Venkatappa Art Gallery also played host to the seventh Khoj International Artists’ Residency in Bangalore in December 2003. This brought together artists from both Bangalore and the rest of the world to enable a working together, opening up the space for new conversations, for new dialogues, new partnerships to form. This also was another important step in bringing together artists and art practitioners from the north and south of India into a collective arts conversation.

‘Silence of Furies and Sorrows – Pages of a Burning City’, was a group show with C.F. John, Raghavendra Rao, Nandakishore, Ravisankar Rao, Amrish, Shantamani, Tripura Kashyap, and Ramesh Chandra exhibited in the Venkatappa Art Gallery. This show came about as response to what was a troubling series of communal riots that rocked Bangalore in 1994.

==Controversy==
The tourism department identified Venkatappa Art Gallery as one of the tourist sites up for ‘adoption’ around 2014–15. An MoU was signed in July 2015 between the departments of museums and archaeology and tourism and the Tasveer Foundation, which will see the complete transfer of management, curation, renovation to the private foundation. This was done without involving the larger community of artists who stake a claim to VAG as a space that has nurtured them and continues to be a space where younger artists can experiment with their practice. The controversy is further fuelled by the fact that the director of the Tasveer Foundation, Abhishek Poddar, was also a member of the Karnataka Tourism Vision Group, which recommended and set in place the process for ‘adoption’.

## SUPPLIED ENTRIES

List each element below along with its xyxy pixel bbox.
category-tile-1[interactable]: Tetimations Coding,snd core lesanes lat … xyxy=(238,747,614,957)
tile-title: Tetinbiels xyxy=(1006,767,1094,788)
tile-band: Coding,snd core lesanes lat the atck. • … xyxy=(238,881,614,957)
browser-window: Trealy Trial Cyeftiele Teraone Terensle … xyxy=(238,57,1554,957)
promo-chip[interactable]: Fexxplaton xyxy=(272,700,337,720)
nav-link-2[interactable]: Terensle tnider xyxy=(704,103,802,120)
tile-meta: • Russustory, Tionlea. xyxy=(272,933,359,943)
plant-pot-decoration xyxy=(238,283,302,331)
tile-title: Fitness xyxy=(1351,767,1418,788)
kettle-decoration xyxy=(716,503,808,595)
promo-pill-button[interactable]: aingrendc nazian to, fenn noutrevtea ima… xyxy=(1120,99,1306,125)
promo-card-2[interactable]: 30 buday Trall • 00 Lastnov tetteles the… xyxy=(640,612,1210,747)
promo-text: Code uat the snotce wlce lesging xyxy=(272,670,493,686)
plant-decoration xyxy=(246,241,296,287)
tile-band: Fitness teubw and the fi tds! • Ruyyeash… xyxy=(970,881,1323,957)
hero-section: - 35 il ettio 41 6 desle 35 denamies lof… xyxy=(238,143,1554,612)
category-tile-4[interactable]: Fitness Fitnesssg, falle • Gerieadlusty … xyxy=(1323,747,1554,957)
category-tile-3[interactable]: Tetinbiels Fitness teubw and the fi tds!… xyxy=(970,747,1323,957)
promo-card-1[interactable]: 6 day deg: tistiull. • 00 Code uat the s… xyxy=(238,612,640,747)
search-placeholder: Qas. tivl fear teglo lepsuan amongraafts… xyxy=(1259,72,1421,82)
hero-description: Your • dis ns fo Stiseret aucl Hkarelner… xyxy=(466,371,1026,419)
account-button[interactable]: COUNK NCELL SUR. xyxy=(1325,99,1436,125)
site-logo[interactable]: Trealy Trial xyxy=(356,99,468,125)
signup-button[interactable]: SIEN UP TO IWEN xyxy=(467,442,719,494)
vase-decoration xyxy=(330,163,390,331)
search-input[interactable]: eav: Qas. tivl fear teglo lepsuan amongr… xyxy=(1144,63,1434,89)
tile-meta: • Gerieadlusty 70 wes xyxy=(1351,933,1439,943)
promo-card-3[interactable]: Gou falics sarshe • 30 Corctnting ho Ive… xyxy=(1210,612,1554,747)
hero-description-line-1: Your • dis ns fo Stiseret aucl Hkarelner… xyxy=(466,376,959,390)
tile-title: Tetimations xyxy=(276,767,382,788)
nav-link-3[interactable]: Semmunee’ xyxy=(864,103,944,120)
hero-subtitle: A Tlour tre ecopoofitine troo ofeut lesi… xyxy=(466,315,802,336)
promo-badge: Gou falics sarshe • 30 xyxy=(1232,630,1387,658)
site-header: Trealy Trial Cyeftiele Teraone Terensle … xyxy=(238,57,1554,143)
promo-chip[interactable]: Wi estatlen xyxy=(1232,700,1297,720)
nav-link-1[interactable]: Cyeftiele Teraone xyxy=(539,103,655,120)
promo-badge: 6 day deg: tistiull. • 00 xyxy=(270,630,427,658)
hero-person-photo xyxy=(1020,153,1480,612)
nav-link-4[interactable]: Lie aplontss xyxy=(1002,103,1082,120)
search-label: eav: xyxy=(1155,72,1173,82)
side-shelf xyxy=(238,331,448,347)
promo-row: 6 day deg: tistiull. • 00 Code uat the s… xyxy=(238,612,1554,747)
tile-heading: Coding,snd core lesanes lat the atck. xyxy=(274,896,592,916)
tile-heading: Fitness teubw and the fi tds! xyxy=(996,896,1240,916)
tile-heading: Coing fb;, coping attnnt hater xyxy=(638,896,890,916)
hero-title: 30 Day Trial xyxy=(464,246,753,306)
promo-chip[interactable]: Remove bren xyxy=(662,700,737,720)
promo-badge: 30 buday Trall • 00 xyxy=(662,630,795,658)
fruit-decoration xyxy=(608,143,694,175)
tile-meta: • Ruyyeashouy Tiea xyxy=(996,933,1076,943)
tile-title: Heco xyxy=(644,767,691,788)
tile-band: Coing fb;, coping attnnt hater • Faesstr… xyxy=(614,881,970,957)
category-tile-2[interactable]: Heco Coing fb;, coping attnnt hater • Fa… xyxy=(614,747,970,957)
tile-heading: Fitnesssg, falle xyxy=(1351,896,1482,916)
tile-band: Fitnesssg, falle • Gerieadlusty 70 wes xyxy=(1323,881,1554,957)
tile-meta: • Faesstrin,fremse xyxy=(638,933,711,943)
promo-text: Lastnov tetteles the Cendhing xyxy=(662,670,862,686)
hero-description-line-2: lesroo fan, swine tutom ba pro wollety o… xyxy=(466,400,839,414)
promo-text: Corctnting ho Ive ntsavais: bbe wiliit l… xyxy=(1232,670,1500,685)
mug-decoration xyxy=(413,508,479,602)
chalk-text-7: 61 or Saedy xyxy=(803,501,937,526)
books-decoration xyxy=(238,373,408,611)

## WHAT YOU NEED TO DO
Repeat the part of the text about the Venkatappa Art Gallery word for word, starting with "Venkatappa Art Gallery also" and going on through "Bangalore in 1994.". The listing has nothing to do with the text about the Venkatappa Art Gallery.

## SOLUTION FOR THIS PROBLEM
Venkatappa Art Gallery also played host to the seventh Khoj International Artists’ Residency in Bangalore in December 2003. This brought together artists from both Bangalore and the rest of the world to enable a working together, opening up the space for new conversations, for new dialogues, new partnerships to form. This also was another important step in bringing together artists and art practitioners from the north and south of India into a collective arts conversation.

‘Silence of Furies and Sorrows – Pages of a Burning City’, was a group show with C.F. John, Raghavendra Rao, Nandakishore, Ravisankar Rao, Amrish, Shantamani, Tripura Kashyap, and Ramesh Chandra exhibited in the Venkatappa Art Gallery. This show came about as response to what was a troubling series of communal riots that rocked Bangalore in 1994.